◆ **DIRECTIONS**:
Using the data below, copy each line that includes the word "text".
===== DATA
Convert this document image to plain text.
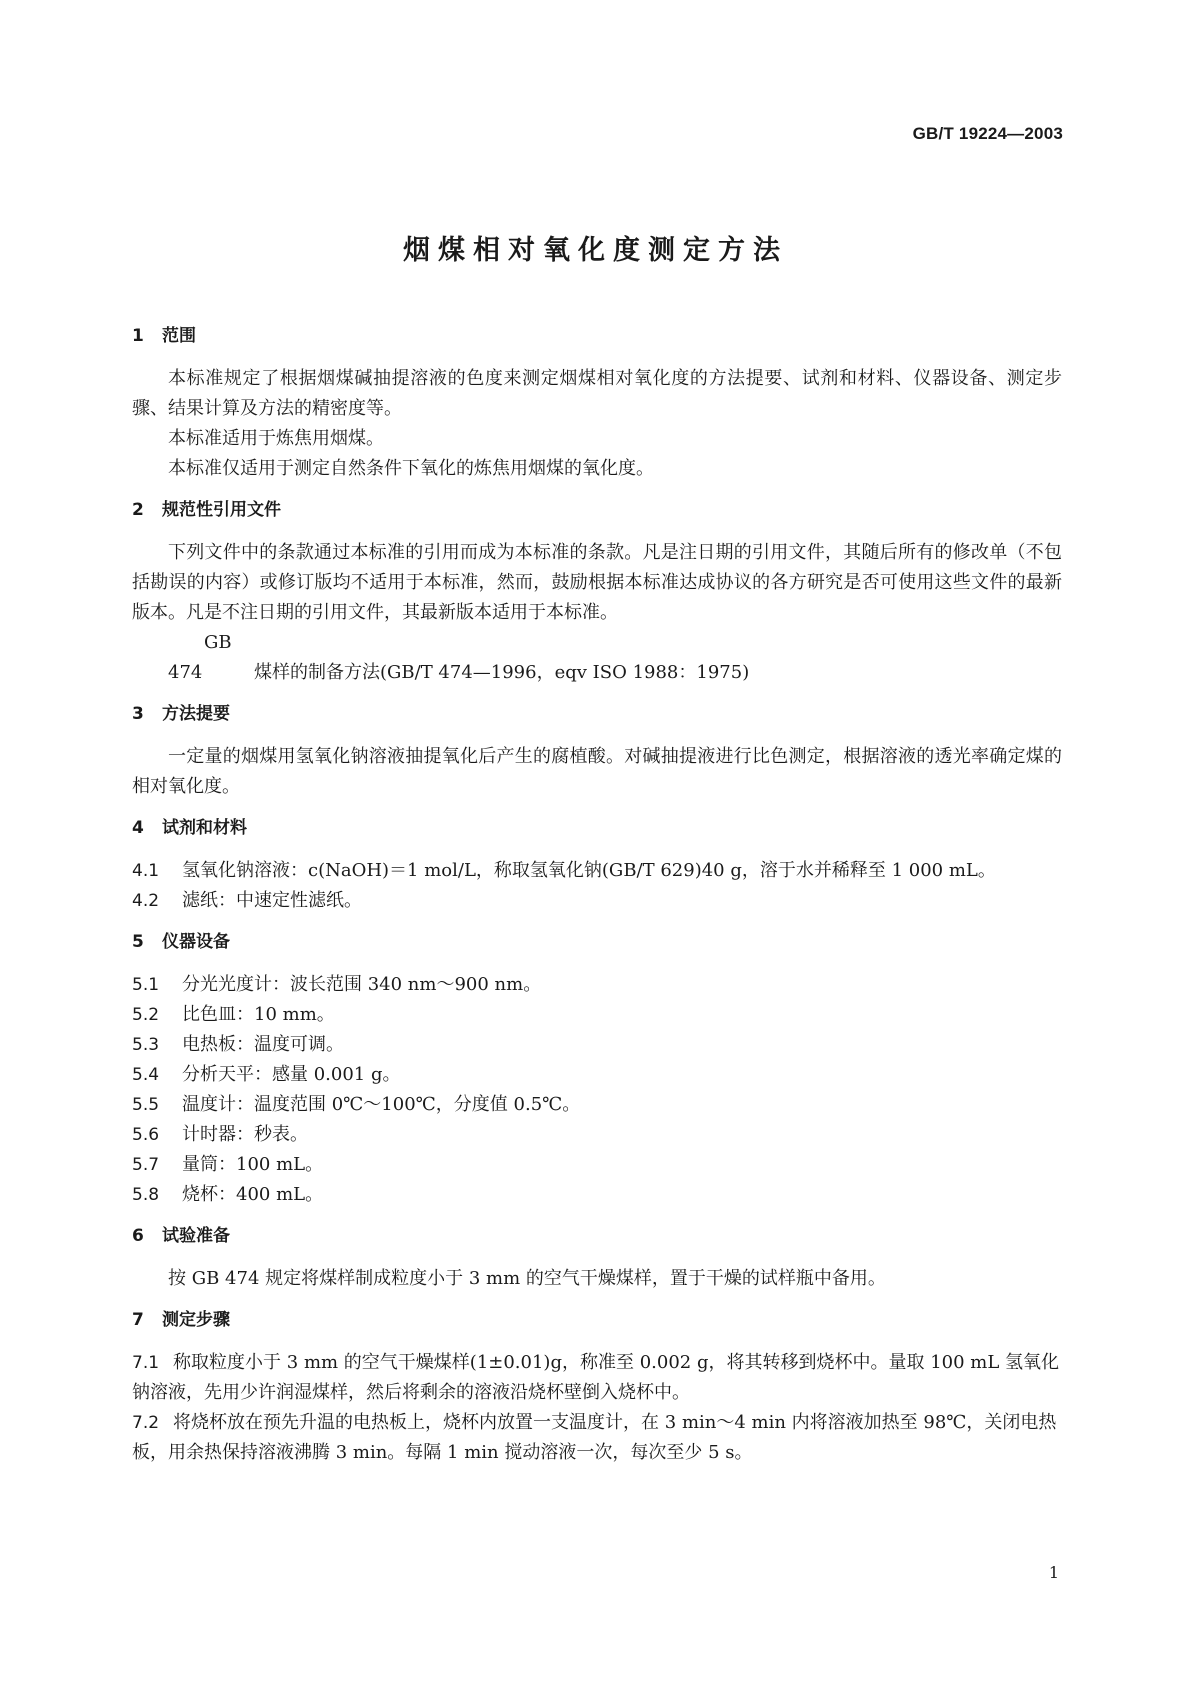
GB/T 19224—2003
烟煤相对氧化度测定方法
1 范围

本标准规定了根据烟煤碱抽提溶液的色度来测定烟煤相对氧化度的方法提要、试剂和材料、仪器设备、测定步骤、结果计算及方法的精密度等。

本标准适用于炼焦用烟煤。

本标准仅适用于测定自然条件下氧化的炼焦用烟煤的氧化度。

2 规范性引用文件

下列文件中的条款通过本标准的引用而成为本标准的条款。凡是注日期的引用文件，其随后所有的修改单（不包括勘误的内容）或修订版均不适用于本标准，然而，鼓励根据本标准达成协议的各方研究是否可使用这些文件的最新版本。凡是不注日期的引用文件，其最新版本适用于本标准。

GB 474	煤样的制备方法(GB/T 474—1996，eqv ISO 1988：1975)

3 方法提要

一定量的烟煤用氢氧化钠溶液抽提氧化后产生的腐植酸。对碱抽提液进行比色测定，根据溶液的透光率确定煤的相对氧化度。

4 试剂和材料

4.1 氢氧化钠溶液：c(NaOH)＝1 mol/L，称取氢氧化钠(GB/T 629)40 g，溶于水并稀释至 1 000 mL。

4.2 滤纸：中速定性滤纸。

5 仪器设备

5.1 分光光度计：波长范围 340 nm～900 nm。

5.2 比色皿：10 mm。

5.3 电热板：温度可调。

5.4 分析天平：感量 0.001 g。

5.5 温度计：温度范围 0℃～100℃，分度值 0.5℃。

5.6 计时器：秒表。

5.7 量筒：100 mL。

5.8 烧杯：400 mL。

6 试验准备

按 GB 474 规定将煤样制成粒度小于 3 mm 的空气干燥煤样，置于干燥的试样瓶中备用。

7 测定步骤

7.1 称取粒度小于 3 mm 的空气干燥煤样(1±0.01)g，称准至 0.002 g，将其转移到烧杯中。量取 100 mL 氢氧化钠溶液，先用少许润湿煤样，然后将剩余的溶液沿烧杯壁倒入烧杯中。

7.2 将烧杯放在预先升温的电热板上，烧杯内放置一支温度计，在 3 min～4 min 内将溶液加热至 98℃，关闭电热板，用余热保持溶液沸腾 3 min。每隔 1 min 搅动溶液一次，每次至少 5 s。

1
==========
===== DATA
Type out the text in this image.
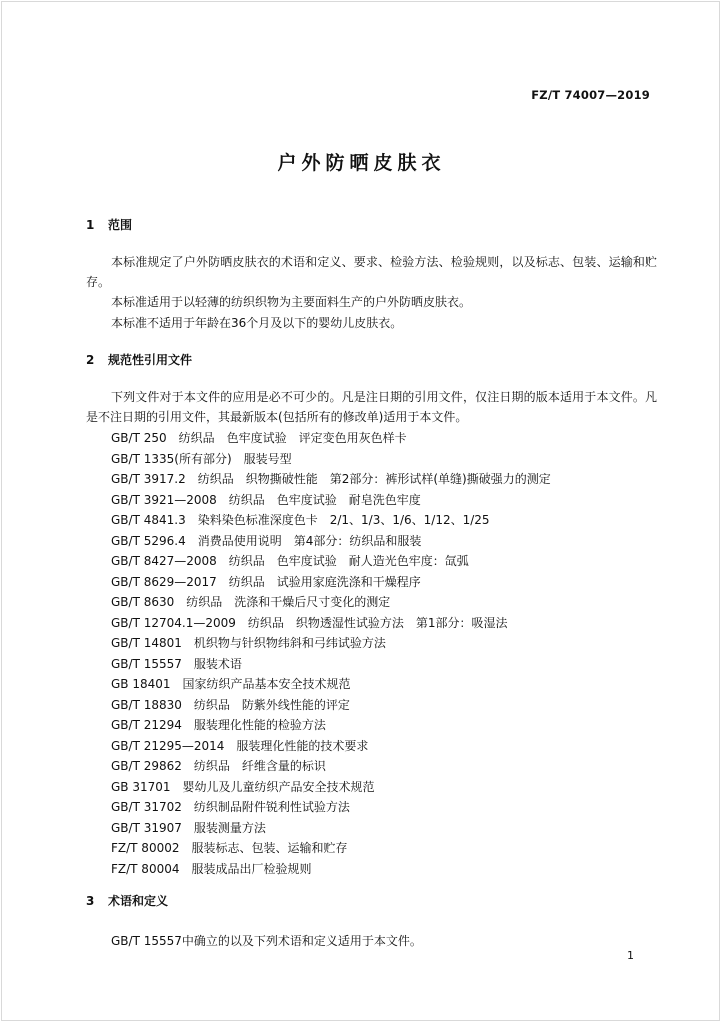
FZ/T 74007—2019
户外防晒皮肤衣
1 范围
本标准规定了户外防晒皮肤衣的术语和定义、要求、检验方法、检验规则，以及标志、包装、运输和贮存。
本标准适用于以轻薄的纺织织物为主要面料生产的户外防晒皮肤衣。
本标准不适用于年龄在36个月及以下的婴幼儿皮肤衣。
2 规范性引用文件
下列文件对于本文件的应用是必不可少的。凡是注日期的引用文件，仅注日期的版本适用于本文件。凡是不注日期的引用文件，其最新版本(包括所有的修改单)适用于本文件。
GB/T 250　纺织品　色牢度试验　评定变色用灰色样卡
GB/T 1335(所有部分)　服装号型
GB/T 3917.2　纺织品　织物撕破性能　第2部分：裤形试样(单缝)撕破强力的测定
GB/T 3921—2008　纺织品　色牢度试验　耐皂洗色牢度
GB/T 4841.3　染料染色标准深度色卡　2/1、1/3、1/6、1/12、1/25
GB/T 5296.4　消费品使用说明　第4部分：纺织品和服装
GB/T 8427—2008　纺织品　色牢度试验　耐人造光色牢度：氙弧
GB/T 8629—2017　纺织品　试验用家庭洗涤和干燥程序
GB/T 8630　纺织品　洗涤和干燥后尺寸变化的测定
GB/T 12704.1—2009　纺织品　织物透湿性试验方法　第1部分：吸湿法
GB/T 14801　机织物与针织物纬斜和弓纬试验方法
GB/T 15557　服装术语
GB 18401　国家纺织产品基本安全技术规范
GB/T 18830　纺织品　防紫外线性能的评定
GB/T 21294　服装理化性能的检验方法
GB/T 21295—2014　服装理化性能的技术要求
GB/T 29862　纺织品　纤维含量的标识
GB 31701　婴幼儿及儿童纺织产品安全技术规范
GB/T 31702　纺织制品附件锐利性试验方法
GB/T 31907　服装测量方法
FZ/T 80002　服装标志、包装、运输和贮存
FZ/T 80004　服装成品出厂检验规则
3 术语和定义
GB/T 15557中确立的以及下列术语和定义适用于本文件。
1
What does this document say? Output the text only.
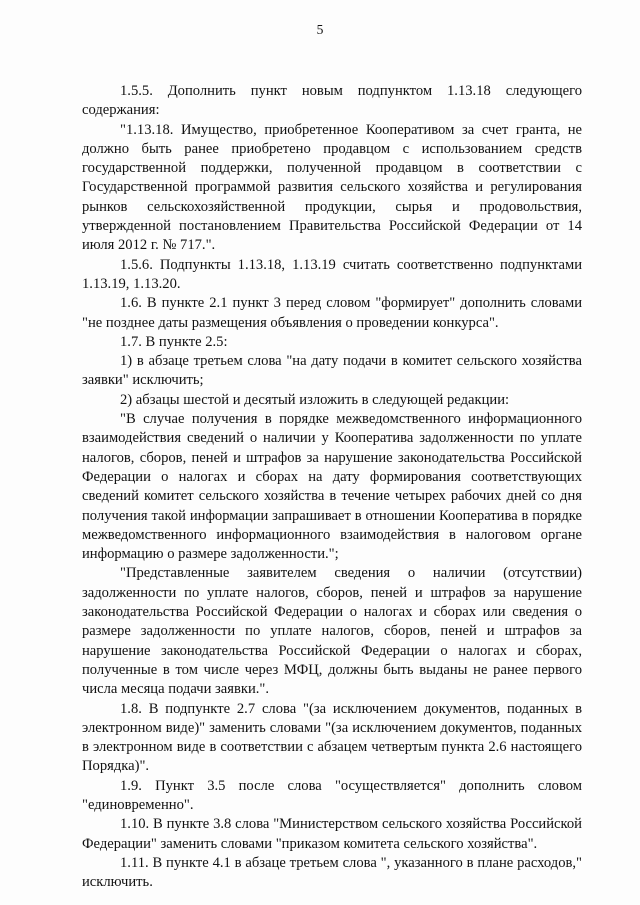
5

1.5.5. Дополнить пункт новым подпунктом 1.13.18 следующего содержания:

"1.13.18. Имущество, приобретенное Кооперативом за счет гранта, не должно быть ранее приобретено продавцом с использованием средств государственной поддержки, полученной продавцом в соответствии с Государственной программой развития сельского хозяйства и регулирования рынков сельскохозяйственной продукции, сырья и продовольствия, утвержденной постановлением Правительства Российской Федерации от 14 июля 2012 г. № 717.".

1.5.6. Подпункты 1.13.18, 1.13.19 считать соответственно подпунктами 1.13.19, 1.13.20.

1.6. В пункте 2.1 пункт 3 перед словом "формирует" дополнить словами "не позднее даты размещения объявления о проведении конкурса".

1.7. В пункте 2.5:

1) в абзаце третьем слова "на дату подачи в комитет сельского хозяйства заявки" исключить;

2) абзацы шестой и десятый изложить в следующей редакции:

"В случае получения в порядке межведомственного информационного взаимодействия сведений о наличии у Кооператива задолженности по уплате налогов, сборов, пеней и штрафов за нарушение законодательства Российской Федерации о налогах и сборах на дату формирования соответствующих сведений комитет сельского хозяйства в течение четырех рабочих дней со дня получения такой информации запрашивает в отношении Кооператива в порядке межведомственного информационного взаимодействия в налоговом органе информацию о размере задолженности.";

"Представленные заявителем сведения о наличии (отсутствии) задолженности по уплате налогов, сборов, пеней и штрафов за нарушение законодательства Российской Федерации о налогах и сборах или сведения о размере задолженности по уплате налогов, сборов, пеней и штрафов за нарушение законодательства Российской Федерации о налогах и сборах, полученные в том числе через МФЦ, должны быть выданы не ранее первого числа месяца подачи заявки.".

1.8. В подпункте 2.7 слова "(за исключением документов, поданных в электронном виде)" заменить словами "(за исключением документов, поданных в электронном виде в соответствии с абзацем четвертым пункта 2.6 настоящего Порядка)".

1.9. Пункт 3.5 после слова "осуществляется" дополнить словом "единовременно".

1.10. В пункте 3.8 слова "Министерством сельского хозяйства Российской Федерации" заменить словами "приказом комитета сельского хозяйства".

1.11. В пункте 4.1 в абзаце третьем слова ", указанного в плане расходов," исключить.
==========
◆ **SOLUTION**:
Convert this document image to plain text.
Type out the text in this image.
What does this document say? Output the text only.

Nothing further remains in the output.